— Begin The records —
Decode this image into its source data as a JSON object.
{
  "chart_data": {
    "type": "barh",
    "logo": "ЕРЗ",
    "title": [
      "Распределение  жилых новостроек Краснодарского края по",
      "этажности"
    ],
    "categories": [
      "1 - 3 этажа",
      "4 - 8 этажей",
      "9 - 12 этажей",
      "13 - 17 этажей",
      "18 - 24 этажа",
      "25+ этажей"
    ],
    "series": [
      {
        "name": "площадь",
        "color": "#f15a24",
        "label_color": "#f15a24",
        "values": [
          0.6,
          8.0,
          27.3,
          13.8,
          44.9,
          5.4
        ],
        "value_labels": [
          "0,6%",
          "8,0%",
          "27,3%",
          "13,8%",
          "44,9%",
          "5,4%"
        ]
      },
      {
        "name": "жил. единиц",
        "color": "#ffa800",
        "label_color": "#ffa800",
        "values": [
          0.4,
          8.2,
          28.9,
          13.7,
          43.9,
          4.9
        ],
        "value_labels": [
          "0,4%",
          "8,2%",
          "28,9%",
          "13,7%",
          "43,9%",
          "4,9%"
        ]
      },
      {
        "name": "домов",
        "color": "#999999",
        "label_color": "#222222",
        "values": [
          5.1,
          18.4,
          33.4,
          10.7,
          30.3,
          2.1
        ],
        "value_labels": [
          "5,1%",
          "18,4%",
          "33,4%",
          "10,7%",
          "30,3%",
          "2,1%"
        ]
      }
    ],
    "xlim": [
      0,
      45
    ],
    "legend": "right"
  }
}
— End The records —
**Request**
Write out all the records above again, exactly as they stand.

**Answer to this exercise**
Decode this image into its source data as a JSON object.
{
  "chart_data": {
    "type": "barh",
    "logo": "ЕРЗ",
    "title": [
      "Распределение  жилых новостроек Краснодарского края по",
      "этажности"
    ],
    "categories": [
      "1 - 3 этажа",
      "4 - 8 этажей",
      "9 - 12 этажей",
      "13 - 17 этажей",
      "18 - 24 этажа",
      "25+ этажей"
    ],
    "series": [
      {
        "name": "площадь",
        "color": "#f15a24",
        "label_color": "#f15a24",
        "values": [
          0.6,
          8.0,
          27.3,
          13.8,
          44.9,
          5.4
        ],
        "value_labels": [
          "0,6%",
          "8,0%",
          "27,3%",
          "13,8%",
          "44,9%",
          "5,4%"
        ]
      },
      {
        "name": "жил. единиц",
        "color": "#ffa800",
        "label_color": "#ffa800",
        "values": [
          0.4,
          8.2,
          28.9,
          13.7,
          43.9,
          4.9
        ],
        "value_labels": [
          "0,4%",
          "8,2%",
          "28,9%",
          "13,7%",
          "43,9%",
          "4,9%"
        ]
      },
      {
        "name": "домов",
        "color": "#999999",
        "label_color": "#222222",
        "values": [
          5.1,
          18.4,
          33.4,
          10.7,
          30.3,
          2.1
        ],
        "value_labels": [
          "5,1%",
          "18,4%",
          "33,4%",
          "10,7%",
          "30,3%",
          "2,1%"
        ]
      }
    ],
    "xlim": [
      0,
      45
    ],
    "legend": "right"
  }
}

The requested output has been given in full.